__SHORT TASK__:
In the passage below on the quality and length of sermons, what time does the faithful and earnest preacher say he does not like to go much beyond?

God help the teachers of His Word that they may give due attention to their discourses. I know that you do not do this. I know that you write too many letters that tire the mind and have an exciting influence upon the nervous system. You need less of the ways and impulses of A and more, far more, of the oil of grace which will make the machinery run without so great heat and friction.

Quality and Length of Sermons

There are sermons that are so filled with heavenly dew and fatness that the people never get weary of listening. But where this is the most lacking there is an endeavor to make up in length for want of the Spirit of God. But when the people are impressed that the message they hear has first been brought home to the soul of the speaker, that he has proved the preciousness of the truth, that his heart enlarged by the love of God is reaching out for others, that they may be blessed as he has been, that they may be partakers of the same consolation arid receive the same joy—then souls will be stirred. They will come into sympathy with the speaker.

"I do not like to go much beyond the half hour," said a faithful and earnest preacher, who certainly never gave to his hearers that which cost him nothing in the preparation. "I know that the spiritual digestion of some is but weak, and I should be sorry for my hearers to spend the second half hour in forgetting what I had said in the first, or in wishing that I would cease when I had given them as much as they could carry away."

The discourses given upon present truth are full of important matter and if these discourses are carefully considered before being presented to the people, if they are condensed, and do not cover too much ground, if the spirit of the Master goes with the utterances, no one will be left in darkness, no one will have cause to complain of being unfed. The preparation both in preacher and hearer, has very much to do with the result.

I will here quote a few words that have come under my notice just now: "I always know by the length of Cannon's sermon whether he has been much from home during the week," said one of his flock. "When carefully studied, his discourses are of a moderate length, but it is almost impossible for his hearers to forget the teachings conveyed in them. When he has had no time for preparation, his sermons are unreasonably long, and it is equally impossible to get anything out of them which will stick to the memory."

__EXTRACTED RECORDS__:
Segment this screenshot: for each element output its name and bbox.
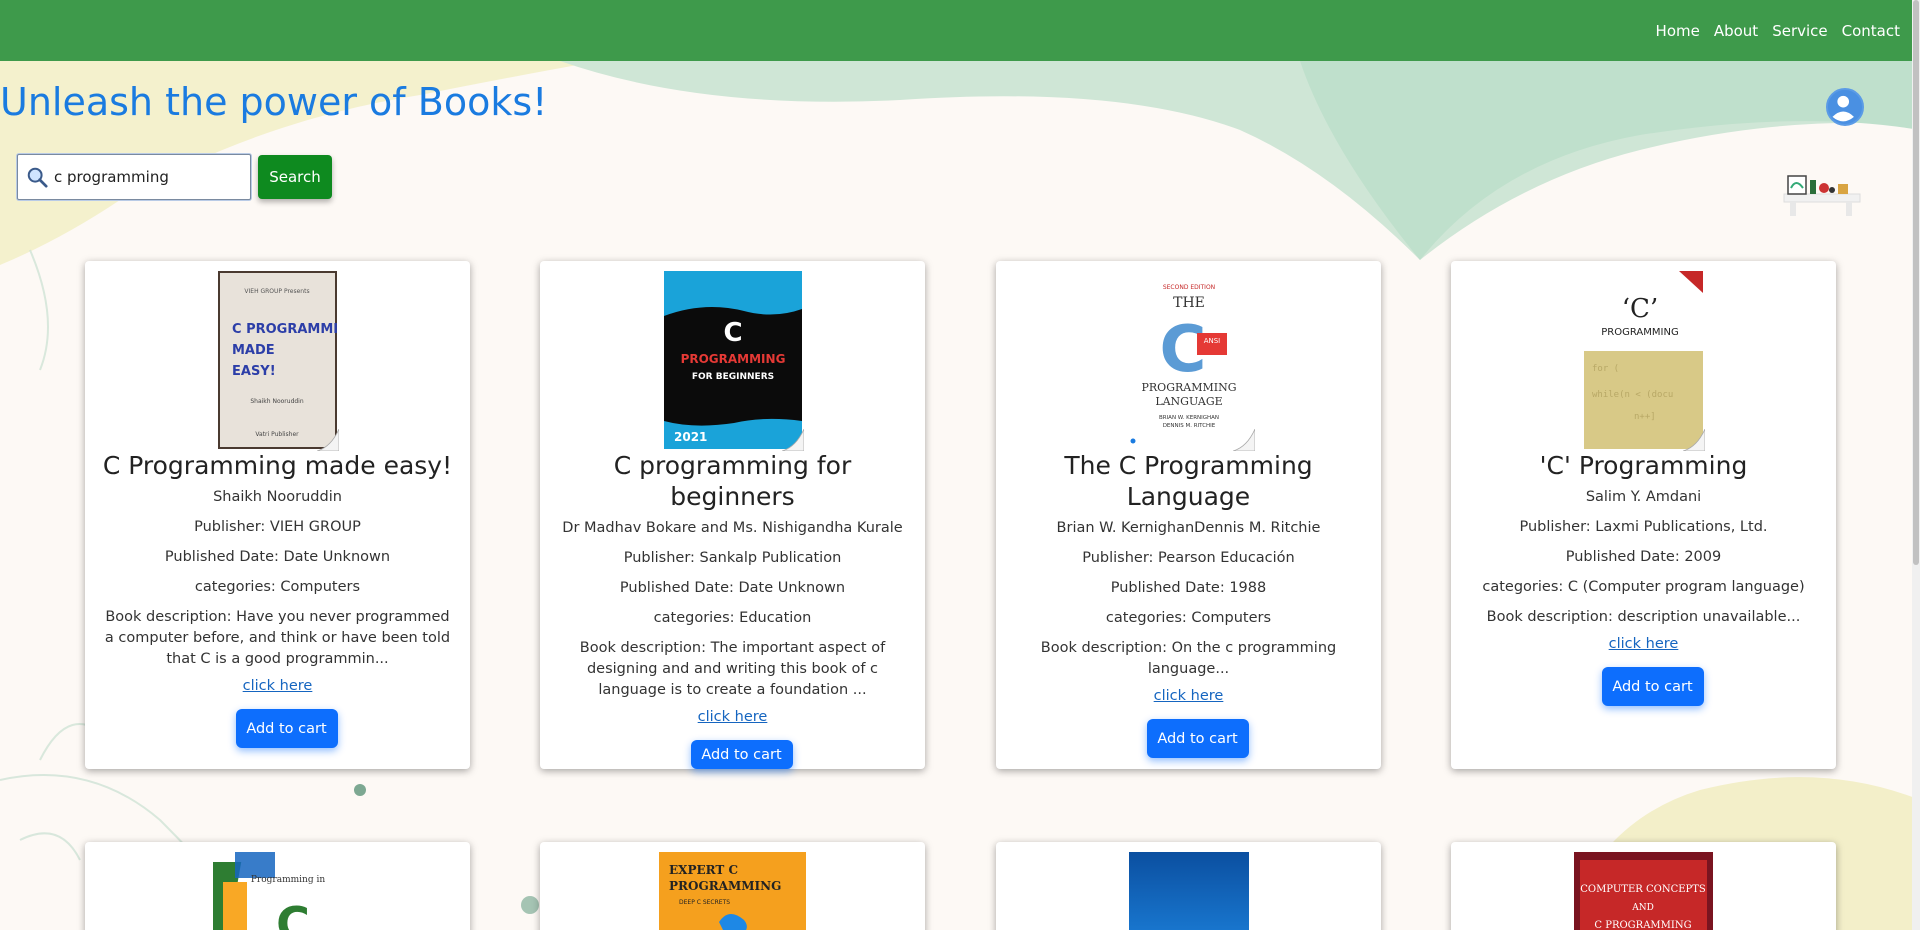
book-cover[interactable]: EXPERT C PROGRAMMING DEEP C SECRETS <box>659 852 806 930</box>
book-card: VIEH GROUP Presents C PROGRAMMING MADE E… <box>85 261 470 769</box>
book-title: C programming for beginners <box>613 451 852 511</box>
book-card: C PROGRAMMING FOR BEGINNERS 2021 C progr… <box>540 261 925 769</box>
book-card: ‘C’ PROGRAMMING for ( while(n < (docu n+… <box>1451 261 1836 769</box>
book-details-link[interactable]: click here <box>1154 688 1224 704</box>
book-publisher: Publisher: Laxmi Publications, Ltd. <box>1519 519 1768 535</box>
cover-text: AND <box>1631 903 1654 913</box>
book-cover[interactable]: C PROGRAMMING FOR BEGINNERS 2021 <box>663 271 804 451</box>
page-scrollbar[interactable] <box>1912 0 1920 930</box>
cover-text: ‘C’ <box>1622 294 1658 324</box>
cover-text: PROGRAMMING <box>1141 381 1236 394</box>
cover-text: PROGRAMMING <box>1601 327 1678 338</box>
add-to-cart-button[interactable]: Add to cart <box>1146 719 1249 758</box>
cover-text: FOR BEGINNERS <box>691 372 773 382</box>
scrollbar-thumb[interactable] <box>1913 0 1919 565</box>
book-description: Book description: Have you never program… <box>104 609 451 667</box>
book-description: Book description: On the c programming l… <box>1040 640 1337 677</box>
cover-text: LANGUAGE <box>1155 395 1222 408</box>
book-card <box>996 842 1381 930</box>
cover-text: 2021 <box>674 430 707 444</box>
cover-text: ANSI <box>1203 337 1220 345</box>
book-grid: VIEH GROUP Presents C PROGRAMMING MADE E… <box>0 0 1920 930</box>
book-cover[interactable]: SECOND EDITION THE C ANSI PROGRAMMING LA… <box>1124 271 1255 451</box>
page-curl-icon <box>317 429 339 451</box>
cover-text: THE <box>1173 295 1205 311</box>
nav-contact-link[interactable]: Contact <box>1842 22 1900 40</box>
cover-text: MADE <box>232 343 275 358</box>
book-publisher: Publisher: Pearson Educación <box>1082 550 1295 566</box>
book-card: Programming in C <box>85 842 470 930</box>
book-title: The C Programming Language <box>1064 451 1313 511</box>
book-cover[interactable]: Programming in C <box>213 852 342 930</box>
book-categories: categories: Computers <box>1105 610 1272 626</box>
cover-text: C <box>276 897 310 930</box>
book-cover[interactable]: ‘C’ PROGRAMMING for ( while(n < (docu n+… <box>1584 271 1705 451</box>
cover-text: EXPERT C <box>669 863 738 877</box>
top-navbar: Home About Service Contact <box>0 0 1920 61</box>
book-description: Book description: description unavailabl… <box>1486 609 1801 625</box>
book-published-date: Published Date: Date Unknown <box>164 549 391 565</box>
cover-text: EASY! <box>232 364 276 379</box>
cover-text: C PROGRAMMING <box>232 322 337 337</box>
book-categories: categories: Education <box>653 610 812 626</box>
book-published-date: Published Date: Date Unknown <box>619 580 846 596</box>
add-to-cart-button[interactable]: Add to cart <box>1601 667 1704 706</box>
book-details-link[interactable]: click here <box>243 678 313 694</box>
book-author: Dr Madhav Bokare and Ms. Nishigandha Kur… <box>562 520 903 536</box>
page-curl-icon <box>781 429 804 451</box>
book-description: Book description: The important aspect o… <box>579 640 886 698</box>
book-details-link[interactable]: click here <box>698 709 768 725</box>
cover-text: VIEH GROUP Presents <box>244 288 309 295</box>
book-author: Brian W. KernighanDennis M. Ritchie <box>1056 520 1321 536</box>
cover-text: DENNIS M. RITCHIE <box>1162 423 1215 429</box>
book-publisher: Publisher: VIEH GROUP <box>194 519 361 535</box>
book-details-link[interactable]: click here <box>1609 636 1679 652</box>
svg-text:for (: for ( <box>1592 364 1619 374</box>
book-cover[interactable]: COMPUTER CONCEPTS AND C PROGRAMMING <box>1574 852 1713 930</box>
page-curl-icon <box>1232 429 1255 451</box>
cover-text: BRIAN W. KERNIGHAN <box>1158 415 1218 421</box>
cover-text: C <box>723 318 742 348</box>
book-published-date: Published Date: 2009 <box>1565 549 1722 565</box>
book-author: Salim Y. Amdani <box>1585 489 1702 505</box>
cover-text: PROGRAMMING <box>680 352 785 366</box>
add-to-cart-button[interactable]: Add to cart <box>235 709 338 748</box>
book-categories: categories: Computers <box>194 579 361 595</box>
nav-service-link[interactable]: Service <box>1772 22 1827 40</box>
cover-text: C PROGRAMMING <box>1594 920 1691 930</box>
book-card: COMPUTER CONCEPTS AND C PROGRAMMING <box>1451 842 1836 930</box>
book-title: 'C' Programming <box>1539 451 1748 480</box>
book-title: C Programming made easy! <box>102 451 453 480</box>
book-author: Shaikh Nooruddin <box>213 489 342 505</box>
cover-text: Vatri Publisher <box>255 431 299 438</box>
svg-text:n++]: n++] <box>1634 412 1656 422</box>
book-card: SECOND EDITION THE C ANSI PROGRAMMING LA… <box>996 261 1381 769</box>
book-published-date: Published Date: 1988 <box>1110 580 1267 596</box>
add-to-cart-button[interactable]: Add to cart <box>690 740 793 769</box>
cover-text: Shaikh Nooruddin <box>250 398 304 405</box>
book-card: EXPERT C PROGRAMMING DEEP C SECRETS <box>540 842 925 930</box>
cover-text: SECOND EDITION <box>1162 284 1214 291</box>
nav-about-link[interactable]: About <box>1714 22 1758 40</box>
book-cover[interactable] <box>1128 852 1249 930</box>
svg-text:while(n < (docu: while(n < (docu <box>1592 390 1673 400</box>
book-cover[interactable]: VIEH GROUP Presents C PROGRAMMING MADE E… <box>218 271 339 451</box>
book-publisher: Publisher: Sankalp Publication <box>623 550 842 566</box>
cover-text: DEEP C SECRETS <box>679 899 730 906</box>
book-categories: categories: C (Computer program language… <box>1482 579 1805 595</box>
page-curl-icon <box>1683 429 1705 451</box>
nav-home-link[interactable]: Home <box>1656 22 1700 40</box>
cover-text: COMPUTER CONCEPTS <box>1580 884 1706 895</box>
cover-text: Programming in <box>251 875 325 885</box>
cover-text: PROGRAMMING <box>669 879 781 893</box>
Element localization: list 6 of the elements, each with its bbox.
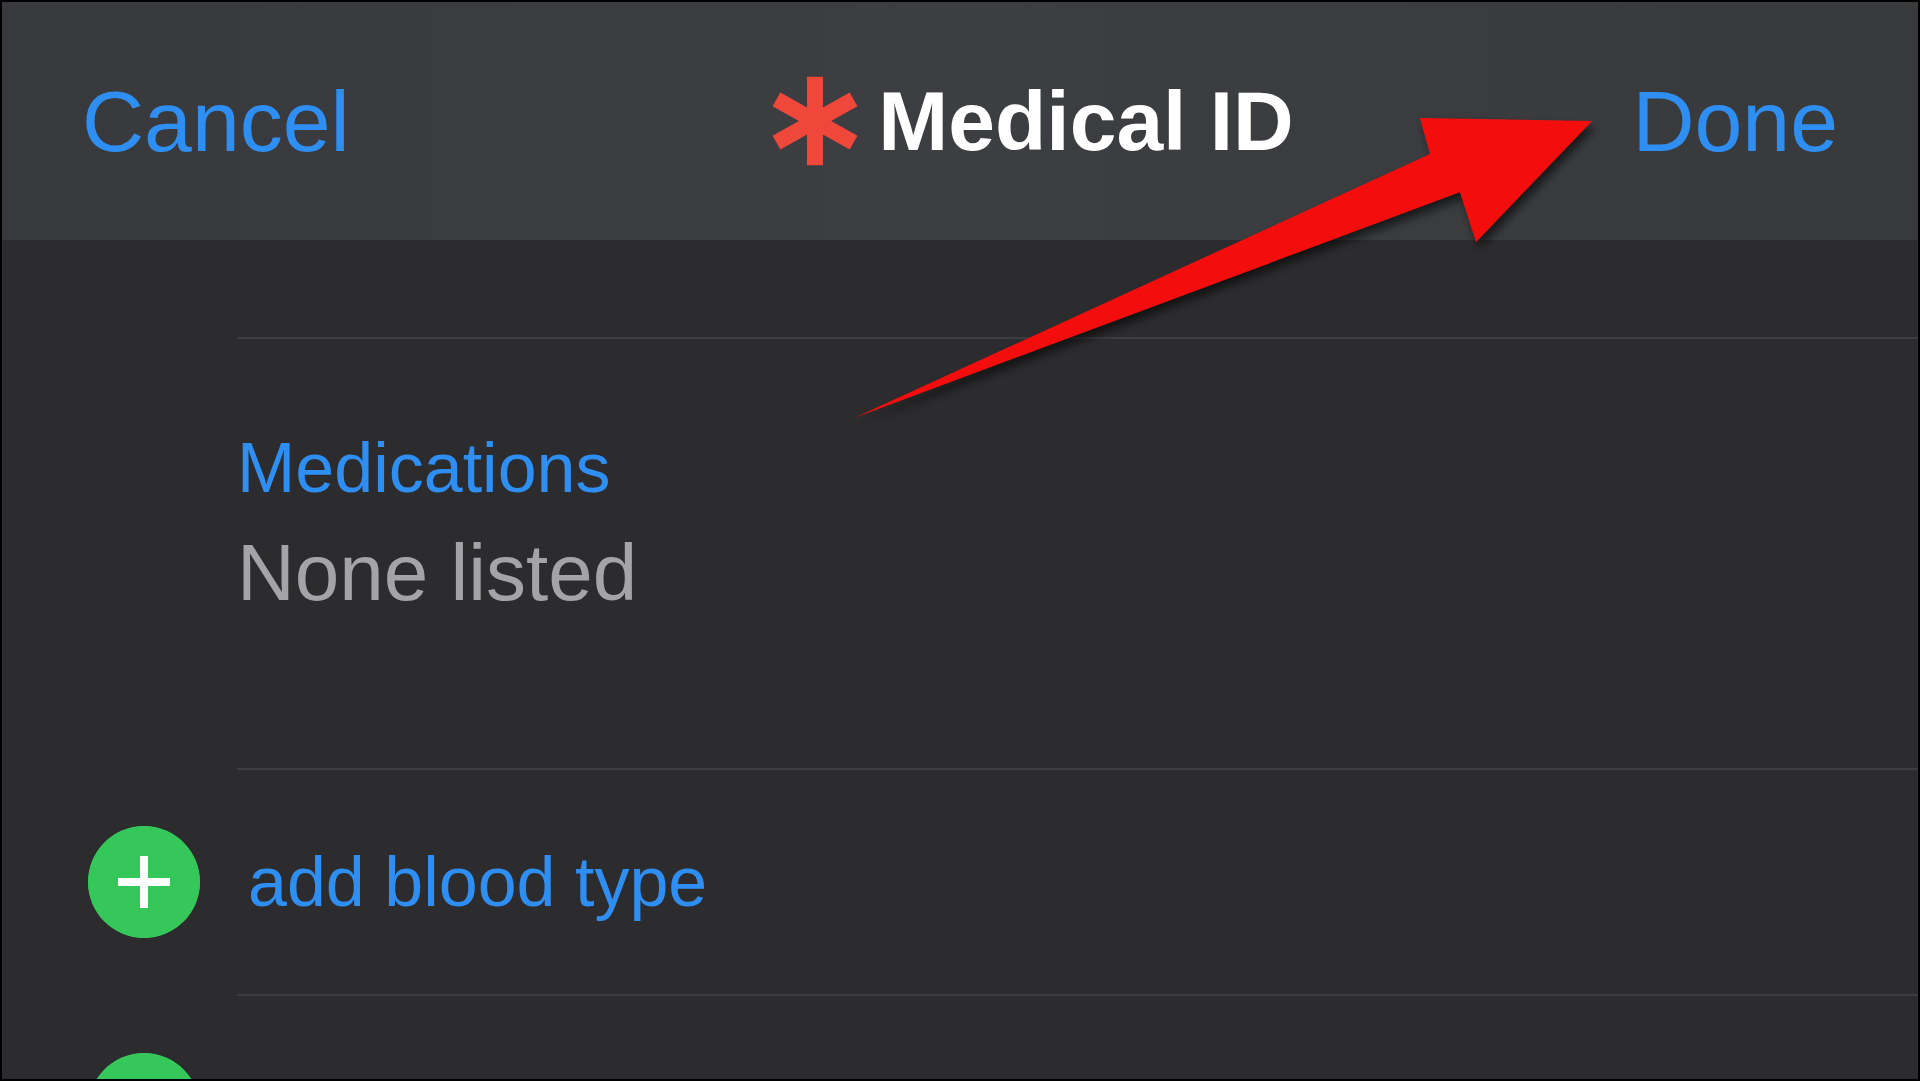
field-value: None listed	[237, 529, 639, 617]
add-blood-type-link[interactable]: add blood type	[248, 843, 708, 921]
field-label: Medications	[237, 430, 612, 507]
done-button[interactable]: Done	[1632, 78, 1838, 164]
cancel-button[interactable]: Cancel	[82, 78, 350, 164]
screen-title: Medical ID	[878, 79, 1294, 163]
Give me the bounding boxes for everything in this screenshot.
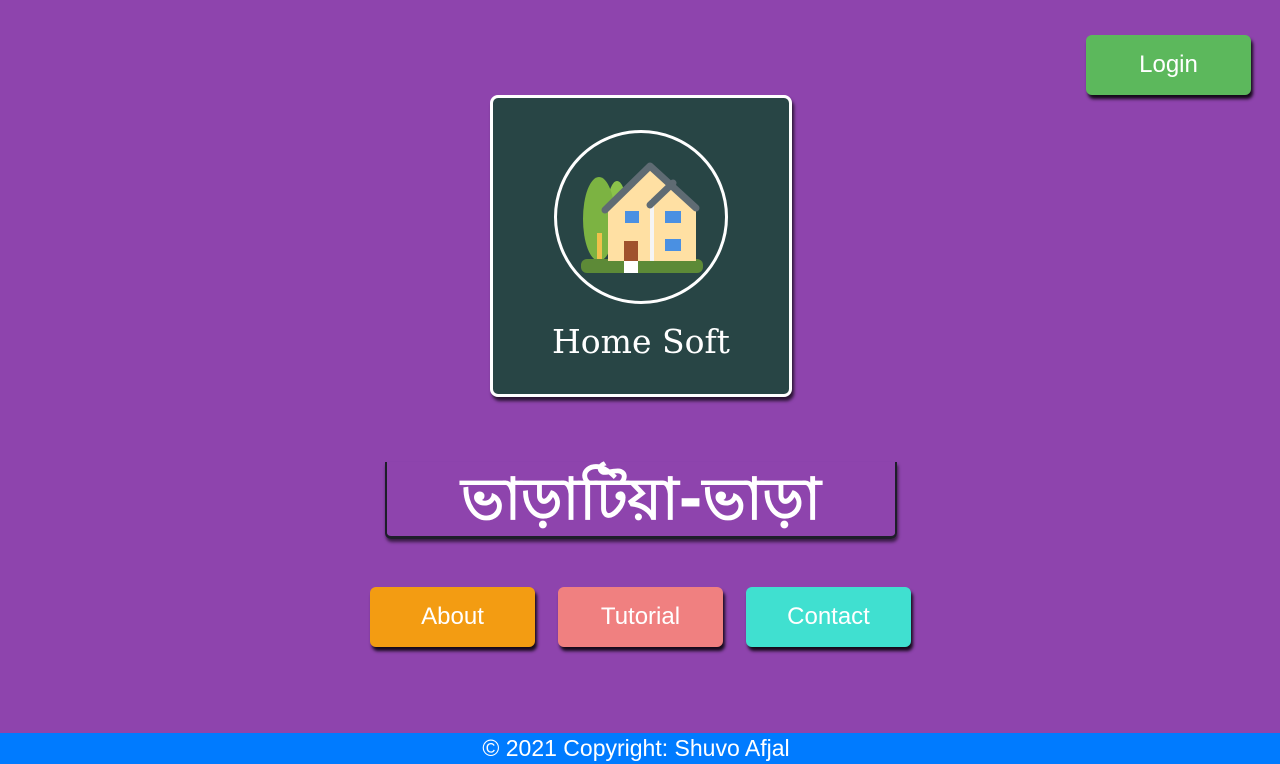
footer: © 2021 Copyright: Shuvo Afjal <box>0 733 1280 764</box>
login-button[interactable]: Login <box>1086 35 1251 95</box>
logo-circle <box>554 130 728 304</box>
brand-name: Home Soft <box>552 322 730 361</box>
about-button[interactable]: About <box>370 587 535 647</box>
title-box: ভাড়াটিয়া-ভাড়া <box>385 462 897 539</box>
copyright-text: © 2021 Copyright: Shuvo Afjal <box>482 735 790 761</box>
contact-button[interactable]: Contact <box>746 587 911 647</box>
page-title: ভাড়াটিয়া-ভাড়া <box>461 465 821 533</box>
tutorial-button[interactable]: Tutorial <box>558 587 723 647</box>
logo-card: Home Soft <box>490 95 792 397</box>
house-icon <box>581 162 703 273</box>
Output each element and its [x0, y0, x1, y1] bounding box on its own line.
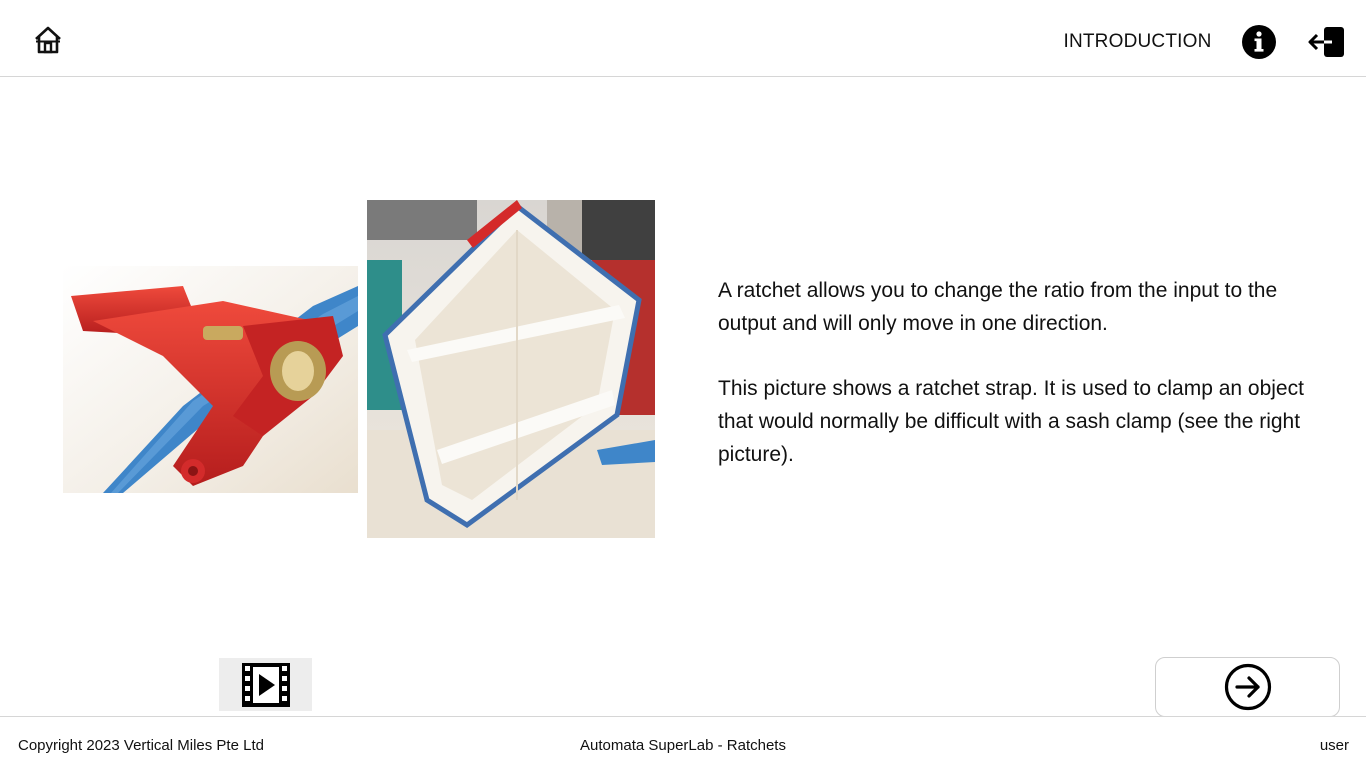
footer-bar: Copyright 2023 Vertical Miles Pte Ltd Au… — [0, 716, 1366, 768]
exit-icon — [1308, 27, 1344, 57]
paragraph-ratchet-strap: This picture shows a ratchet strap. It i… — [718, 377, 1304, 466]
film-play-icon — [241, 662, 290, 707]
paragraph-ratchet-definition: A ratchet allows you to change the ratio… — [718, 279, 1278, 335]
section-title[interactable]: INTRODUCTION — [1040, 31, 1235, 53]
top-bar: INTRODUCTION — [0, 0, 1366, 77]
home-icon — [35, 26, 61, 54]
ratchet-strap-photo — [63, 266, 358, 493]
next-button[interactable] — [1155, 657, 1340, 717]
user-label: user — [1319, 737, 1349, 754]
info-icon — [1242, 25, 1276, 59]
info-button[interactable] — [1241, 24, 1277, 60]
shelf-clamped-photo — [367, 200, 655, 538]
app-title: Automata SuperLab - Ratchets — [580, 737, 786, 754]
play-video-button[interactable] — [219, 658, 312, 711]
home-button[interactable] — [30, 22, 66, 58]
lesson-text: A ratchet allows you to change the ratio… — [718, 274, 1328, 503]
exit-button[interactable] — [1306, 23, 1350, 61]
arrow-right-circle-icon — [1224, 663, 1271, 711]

__ANSWER FOR THE TASK__:
The half hour.